◆ THE EXERCISE
Below are some records; work out how many of their lines contain "plus" and give the number only.
[Start DATA TO USE]
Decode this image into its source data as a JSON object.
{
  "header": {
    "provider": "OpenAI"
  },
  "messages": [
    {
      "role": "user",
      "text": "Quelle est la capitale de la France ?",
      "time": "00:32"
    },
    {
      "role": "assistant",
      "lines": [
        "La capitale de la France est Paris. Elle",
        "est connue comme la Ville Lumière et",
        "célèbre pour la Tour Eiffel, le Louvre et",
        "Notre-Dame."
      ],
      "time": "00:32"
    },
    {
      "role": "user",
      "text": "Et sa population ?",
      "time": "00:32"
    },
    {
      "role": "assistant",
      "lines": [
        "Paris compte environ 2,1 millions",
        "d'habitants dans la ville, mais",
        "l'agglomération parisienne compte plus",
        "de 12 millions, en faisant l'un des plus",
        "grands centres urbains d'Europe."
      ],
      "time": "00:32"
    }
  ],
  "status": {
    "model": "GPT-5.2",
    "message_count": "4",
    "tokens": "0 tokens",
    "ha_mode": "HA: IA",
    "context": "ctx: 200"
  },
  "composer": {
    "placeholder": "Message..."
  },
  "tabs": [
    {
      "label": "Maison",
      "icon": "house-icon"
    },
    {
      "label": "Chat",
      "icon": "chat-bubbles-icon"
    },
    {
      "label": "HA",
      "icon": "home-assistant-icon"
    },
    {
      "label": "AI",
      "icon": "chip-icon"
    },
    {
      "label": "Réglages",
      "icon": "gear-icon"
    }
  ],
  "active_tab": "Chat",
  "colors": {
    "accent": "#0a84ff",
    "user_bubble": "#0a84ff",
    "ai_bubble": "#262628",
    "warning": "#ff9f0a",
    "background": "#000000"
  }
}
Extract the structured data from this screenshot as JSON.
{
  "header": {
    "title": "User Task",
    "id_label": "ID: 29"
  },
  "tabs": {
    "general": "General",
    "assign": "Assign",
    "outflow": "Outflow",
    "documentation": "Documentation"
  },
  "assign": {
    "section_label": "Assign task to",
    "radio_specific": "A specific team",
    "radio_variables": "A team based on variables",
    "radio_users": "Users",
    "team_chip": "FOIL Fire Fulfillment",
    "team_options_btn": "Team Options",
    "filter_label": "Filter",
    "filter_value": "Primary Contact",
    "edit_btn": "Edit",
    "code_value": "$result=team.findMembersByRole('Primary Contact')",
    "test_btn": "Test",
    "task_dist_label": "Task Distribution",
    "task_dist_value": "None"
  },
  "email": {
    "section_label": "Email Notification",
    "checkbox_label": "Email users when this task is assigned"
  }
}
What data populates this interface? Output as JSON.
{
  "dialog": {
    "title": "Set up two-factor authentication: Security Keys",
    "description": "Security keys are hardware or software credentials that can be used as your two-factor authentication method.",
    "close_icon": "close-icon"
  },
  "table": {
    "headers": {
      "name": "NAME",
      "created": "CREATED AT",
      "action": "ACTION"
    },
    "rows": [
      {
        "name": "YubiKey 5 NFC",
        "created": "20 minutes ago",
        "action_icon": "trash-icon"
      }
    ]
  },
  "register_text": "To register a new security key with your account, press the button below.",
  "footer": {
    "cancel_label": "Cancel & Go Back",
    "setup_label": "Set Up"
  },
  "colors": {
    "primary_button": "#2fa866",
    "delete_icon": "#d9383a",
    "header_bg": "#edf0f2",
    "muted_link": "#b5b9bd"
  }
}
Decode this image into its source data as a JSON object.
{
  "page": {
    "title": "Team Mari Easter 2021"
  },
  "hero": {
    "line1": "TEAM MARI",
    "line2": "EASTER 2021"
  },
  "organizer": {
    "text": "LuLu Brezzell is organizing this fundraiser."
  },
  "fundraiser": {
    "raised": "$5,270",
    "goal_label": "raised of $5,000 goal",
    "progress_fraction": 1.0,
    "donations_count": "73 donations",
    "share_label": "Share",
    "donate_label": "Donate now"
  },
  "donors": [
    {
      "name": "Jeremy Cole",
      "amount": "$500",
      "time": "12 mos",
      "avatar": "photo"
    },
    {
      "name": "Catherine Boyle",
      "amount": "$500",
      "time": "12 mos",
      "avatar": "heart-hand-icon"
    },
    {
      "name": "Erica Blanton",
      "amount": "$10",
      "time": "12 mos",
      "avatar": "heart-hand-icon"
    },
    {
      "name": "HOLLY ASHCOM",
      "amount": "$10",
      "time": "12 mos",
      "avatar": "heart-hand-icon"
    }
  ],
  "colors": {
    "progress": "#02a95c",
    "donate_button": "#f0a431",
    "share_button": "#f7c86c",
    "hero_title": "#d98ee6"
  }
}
[End DATA TO USE]
◆ FINISHED ANSWER
2